Challenge —
Every line with the word "Services" in it should be extracted from the data that follows.
::: Given data :::
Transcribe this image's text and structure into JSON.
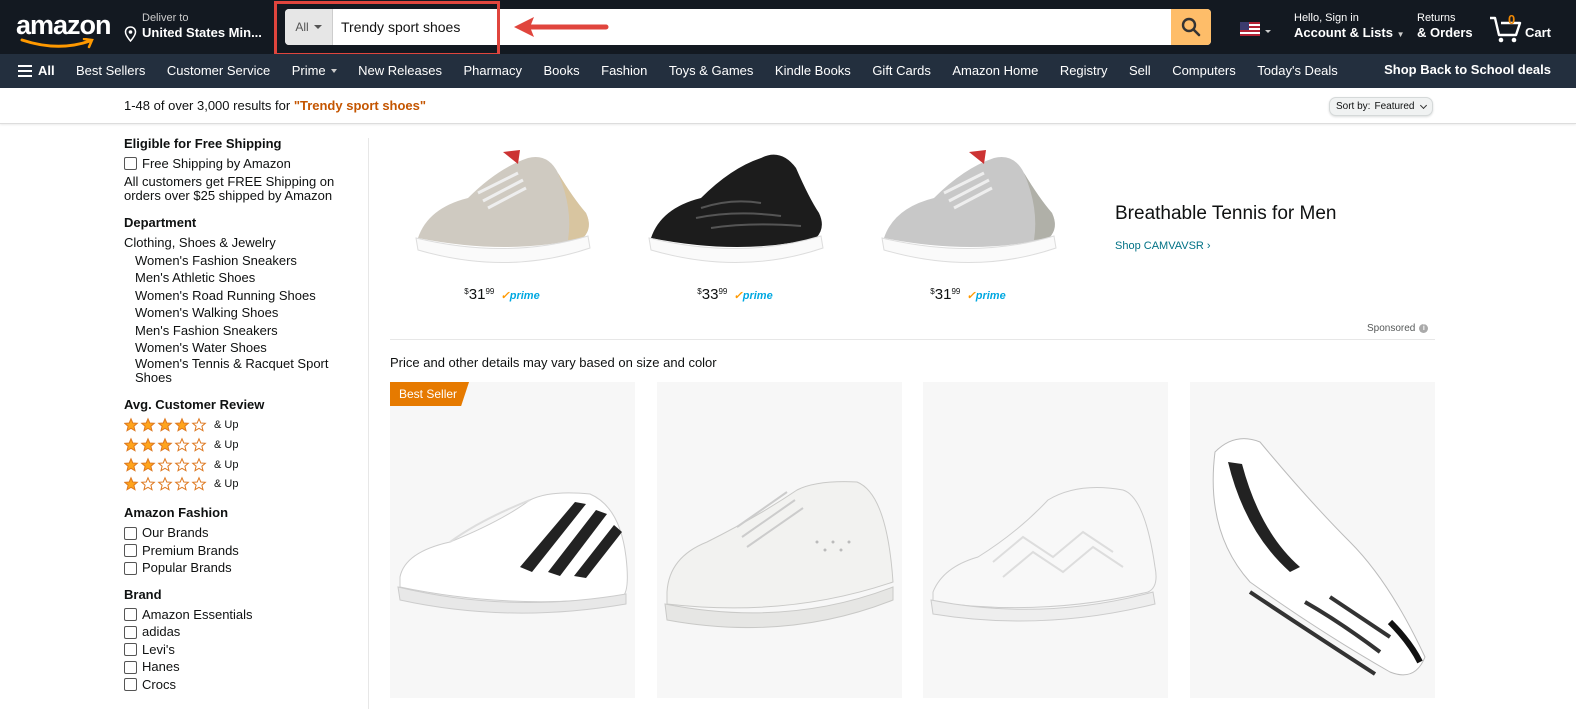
{
  "header": {
    "logo_text": "amazon",
    "deliver_label": "Deliver to",
    "deliver_location": "United States Min...",
    "search_category": "All",
    "search_query": "Trendy sport shoes",
    "account_greeting": "Hello, Sign in",
    "account_label": "Account & Lists",
    "returns_label": "Returns",
    "orders_label": "& Orders",
    "cart_count": "0",
    "cart_label": "Cart"
  },
  "nav": {
    "all_label": "All",
    "items": [
      "Best Sellers",
      "Customer Service",
      "Prime",
      "New Releases",
      "Pharmacy",
      "Books",
      "Fashion",
      "Toys & Games",
      "Kindle Books",
      "Gift Cards",
      "Amazon Home",
      "Registry",
      "Sell",
      "Computers",
      "Today's Deals"
    ],
    "promo": "Shop Back to School deals"
  },
  "results": {
    "count_text": "1-48 of over 3,000 results for ",
    "query": "\"Trendy sport shoes\"",
    "sort_label": "Sort by:",
    "sort_value": "Featured"
  },
  "sidebar": {
    "shipping_heading": "Eligible for Free Shipping",
    "shipping_option": "Free Shipping by Amazon",
    "shipping_note": "All customers get FREE Shipping on orders over $25 shipped by Amazon",
    "department_heading": "Department",
    "department_top": "Clothing, Shoes & Jewelry",
    "departments": [
      "Women's Fashion Sneakers",
      "Men's Athletic Shoes",
      "Women's Road Running Shoes",
      "Women's Walking Shoes",
      "Men's Fashion Sneakers",
      "Women's Water Shoes",
      "Women's Tennis & Racquet Sport Shoes"
    ],
    "review_heading": "Avg. Customer Review",
    "review_suffix": "& Up",
    "review_levels": [
      4,
      3,
      2,
      1
    ],
    "fashion_heading": "Amazon Fashion",
    "fashion_options": [
      "Our Brands",
      "Premium Brands",
      "Popular Brands"
    ],
    "brand_heading": "Brand",
    "brands": [
      "Amazon Essentials",
      "adidas",
      "Levi's",
      "Hanes",
      "Crocs"
    ]
  },
  "sponsored": {
    "items": [
      {
        "dollars": "31",
        "cents": "99",
        "color": "gray-tan"
      },
      {
        "dollars": "33",
        "cents": "99",
        "color": "black"
      },
      {
        "dollars": "31",
        "cents": "99",
        "color": "gray"
      }
    ],
    "prime_label": "prime",
    "title": "Breathable Tennis for Men",
    "link": "Shop CAMVAVSR ›",
    "sponsored_label": "Sponsored"
  },
  "note": "Price and other details may vary based on size and color",
  "products": {
    "badge": "Best Seller"
  },
  "colors": {
    "header_bg": "#131921",
    "nav_bg": "#232f3e",
    "search_button": "#febd69",
    "accent_orange": "#c45500",
    "star": "#ffa41c",
    "link": "#007185",
    "badge": "#e67a00",
    "annotation_red": "#e0453d"
  }
}
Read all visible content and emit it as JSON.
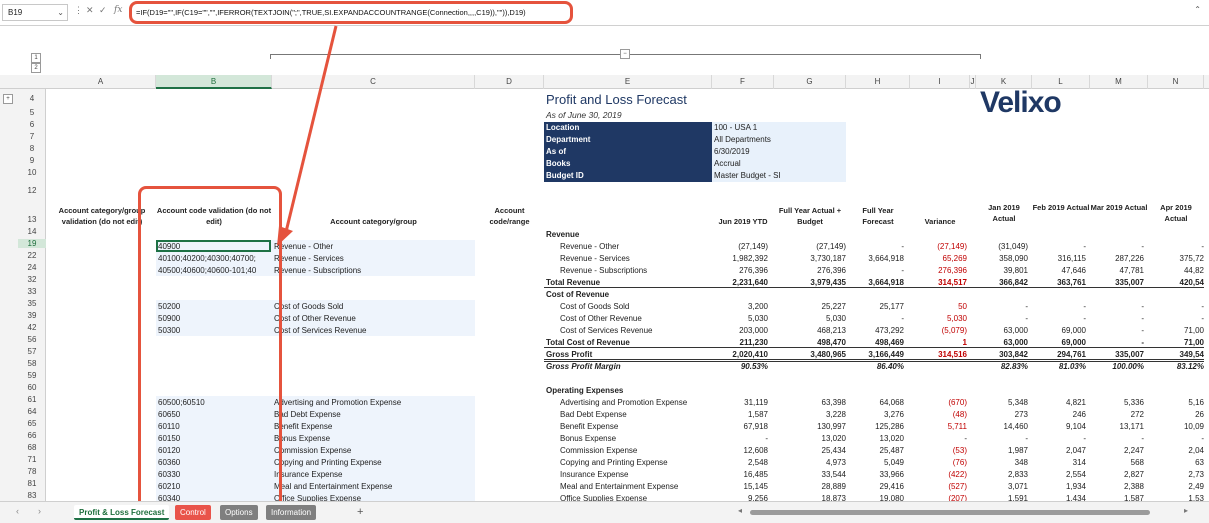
{
  "formula_bar": {
    "name_box": "B19",
    "formula": "=IF(D19=\"\",IF(C19=\"\",\"\",IFERROR(TEXTJOIN(\";\",TRUE,SI.EXPANDACCOUNTRANGE(Connection,,,,C19)),\"\")),D19)"
  },
  "outline": {
    "levels_col": [
      "1",
      "2"
    ],
    "levels_row": [
      "1",
      "2"
    ],
    "expand": "+",
    "collapse": "−"
  },
  "columns": [
    "A",
    "B",
    "C",
    "D",
    "E",
    "F",
    "G",
    "H",
    "I",
    "J",
    "K",
    "L",
    "M",
    "N"
  ],
  "row_numbers": [
    "4",
    "5",
    "6",
    "7",
    "8",
    "9",
    "10",
    "12",
    "13",
    "14",
    "19",
    "22",
    "24",
    "32",
    "33",
    "35",
    "39",
    "42",
    "56",
    "57",
    "58",
    "59",
    "60",
    "61",
    "64",
    "65",
    "66",
    "68",
    "71",
    "78",
    "81",
    "83"
  ],
  "report": {
    "title": "Profit and Loss Forecast",
    "subtitle": "As of June 30, 2019",
    "logo": "Velixo",
    "params": [
      {
        "label": "Location",
        "value": "100 - USA 1"
      },
      {
        "label": "Department",
        "value": "All Departments"
      },
      {
        "label": "As of",
        "value": "6/30/2019"
      },
      {
        "label": "Books",
        "value": "Accrual"
      },
      {
        "label": "Budget ID",
        "value": "Master Budget - SI"
      }
    ]
  },
  "headers": {
    "a": "Account category/group validation (do not edit)",
    "b": "Account code validation (do not edit)",
    "c": "Account category/group",
    "d": "Account code/range",
    "f": "Jun 2019 YTD",
    "g": "Full Year Actual + Budget",
    "h": "Full Year Forecast",
    "i": "Variance",
    "k": "Jan 2019 Actual",
    "l": "Feb 2019 Actual",
    "m": "Mar 2019 Actual",
    "n": "Apr 2019 Actual"
  },
  "rows": [
    {
      "b": "",
      "c": "",
      "e": "Revenue",
      "f": "",
      "g": "",
      "h": "",
      "i": "",
      "k": "",
      "l": "",
      "m": "",
      "n": ""
    },
    {
      "b": "40900",
      "c": "Revenue - Other",
      "e": "Revenue - Other",
      "f": "(27,149)",
      "g": "(27,149)",
      "h": "-",
      "i": "(27,149)",
      "k": "(31,049)",
      "l": "-",
      "m": "-",
      "n": "-"
    },
    {
      "b": "40100;40200;40300;40700;",
      "c": "Revenue - Services",
      "e": "Revenue - Services",
      "f": "1,982,392",
      "g": "3,730,187",
      "h": "3,664,918",
      "i": "65,269",
      "k": "358,090",
      "l": "316,115",
      "m": "287,226",
      "n": "375,72"
    },
    {
      "b": "40500;40600;40600-101;40",
      "c": "Revenue - Subscriptions",
      "e": "Revenue - Subscriptions",
      "f": "276,396",
      "g": "276,396",
      "h": "-",
      "i": "276,396",
      "k": "39,801",
      "l": "47,646",
      "m": "47,781",
      "n": "44,82"
    },
    {
      "b": "",
      "c": "",
      "e": "Total Revenue",
      "f": "2,231,640",
      "g": "3,979,435",
      "h": "3,664,918",
      "i": "314,517",
      "k": "366,842",
      "l": "363,761",
      "m": "335,007",
      "n": "420,54"
    },
    {
      "b": "",
      "c": "",
      "e": "Cost of Revenue",
      "f": "",
      "g": "",
      "h": "",
      "i": "",
      "k": "",
      "l": "",
      "m": "",
      "n": ""
    },
    {
      "b": "50200",
      "c": "Cost of Goods Sold",
      "e": "Cost of Goods Sold",
      "f": "3,200",
      "g": "25,227",
      "h": "25,177",
      "i": "50",
      "k": "-",
      "l": "-",
      "m": "-",
      "n": "-"
    },
    {
      "b": "50900",
      "c": "Cost of Other Revenue",
      "e": "Cost of Other Revenue",
      "f": "5,030",
      "g": "5,030",
      "h": "-",
      "i": "5,030",
      "k": "-",
      "l": "-",
      "m": "-",
      "n": "-"
    },
    {
      "b": "50300",
      "c": "Cost of Services Revenue",
      "e": "Cost of Services Revenue",
      "f": "203,000",
      "g": "468,213",
      "h": "473,292",
      "i": "(5,079)",
      "k": "63,000",
      "l": "69,000",
      "m": "-",
      "n": "71,00"
    },
    {
      "b": "",
      "c": "",
      "e": "Total Cost of Revenue",
      "f": "211,230",
      "g": "498,470",
      "h": "498,469",
      "i": "1",
      "k": "63,000",
      "l": "69,000",
      "m": "-",
      "n": "71,00"
    },
    {
      "b": "",
      "c": "",
      "e": "Gross Profit",
      "f": "2,020,410",
      "g": "3,480,965",
      "h": "3,166,449",
      "i": "314,516",
      "k": "303,842",
      "l": "294,761",
      "m": "335,007",
      "n": "349,54"
    },
    {
      "b": "",
      "c": "",
      "e": "Gross Profit Margin",
      "f": "90.53%",
      "g": "",
      "h": "86.40%",
      "i": "",
      "k": "82.83%",
      "l": "81.03%",
      "m": "100.00%",
      "n": "83.12%"
    },
    {
      "b": "",
      "c": "",
      "e": "",
      "f": "",
      "g": "",
      "h": "",
      "i": "",
      "k": "",
      "l": "",
      "m": "",
      "n": ""
    },
    {
      "b": "",
      "c": "",
      "e": "Operating Expenses",
      "f": "",
      "g": "",
      "h": "",
      "i": "",
      "k": "",
      "l": "",
      "m": "",
      "n": ""
    },
    {
      "b": "60500;60510",
      "c": "Advertising and Promotion Expense",
      "e": "Advertising and Promotion Expense",
      "f": "31,119",
      "g": "63,398",
      "h": "64,068",
      "i": "(670)",
      "k": "5,348",
      "l": "4,821",
      "m": "5,336",
      "n": "5,16"
    },
    {
      "b": "60650",
      "c": "Bad Debt Expense",
      "e": "Bad Debt Expense",
      "f": "1,587",
      "g": "3,228",
      "h": "3,276",
      "i": "(48)",
      "k": "273",
      "l": "246",
      "m": "272",
      "n": "26"
    },
    {
      "b": "60110",
      "c": "Benefit Expense",
      "e": "Benefit Expense",
      "f": "67,918",
      "g": "130,997",
      "h": "125,286",
      "i": "5,711",
      "k": "14,460",
      "l": "9,104",
      "m": "13,171",
      "n": "10,09"
    },
    {
      "b": "60150",
      "c": "Bonus Expense",
      "e": "Bonus Expense",
      "f": "-",
      "g": "13,020",
      "h": "13,020",
      "i": "-",
      "k": "-",
      "l": "-",
      "m": "-",
      "n": "-"
    },
    {
      "b": "60120",
      "c": "Commission Expense",
      "e": "Commission Expense",
      "f": "12,608",
      "g": "25,434",
      "h": "25,487",
      "i": "(53)",
      "k": "1,987",
      "l": "2,047",
      "m": "2,247",
      "n": "2,04"
    },
    {
      "b": "60360",
      "c": "Copying and Printing Expense",
      "e": "Copying and Printing Expense",
      "f": "2,548",
      "g": "4,973",
      "h": "5,049",
      "i": "(76)",
      "k": "348",
      "l": "314",
      "m": "568",
      "n": "63"
    },
    {
      "b": "60330",
      "c": "Insurance Expense",
      "e": "Insurance Expense",
      "f": "16,485",
      "g": "33,544",
      "h": "33,966",
      "i": "(422)",
      "k": "2,833",
      "l": "2,554",
      "m": "2,827",
      "n": "2,73"
    },
    {
      "b": "60210",
      "c": "Meal and Entertainment Expense",
      "e": "Meal and Entertainment Expense",
      "f": "15,145",
      "g": "28,889",
      "h": "29,416",
      "i": "(527)",
      "k": "3,071",
      "l": "1,934",
      "m": "2,388",
      "n": "2,49"
    },
    {
      "b": "60340",
      "c": "Office Supplies Expense",
      "e": "Office Supplies Expense",
      "f": "9,256",
      "g": "18,873",
      "h": "19,080",
      "i": "(207)",
      "k": "1,591",
      "l": "1,434",
      "m": "1,587",
      "n": "1,53"
    }
  ],
  "tabs": [
    "Profit & Loss Forecast",
    "Control",
    "Options",
    "Information"
  ],
  "tab_add": "+",
  "colors": {
    "accent": "#1e7145",
    "navy": "#1f3864",
    "highlight": "#e5533d",
    "negative": "#c00000"
  }
}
:::
Answer in full —
      "c": "Revenue - Services",
      "e": "Revenue - Services",
      "c": "Cost of Services Revenue",
      "e": "Cost of Services Revenue",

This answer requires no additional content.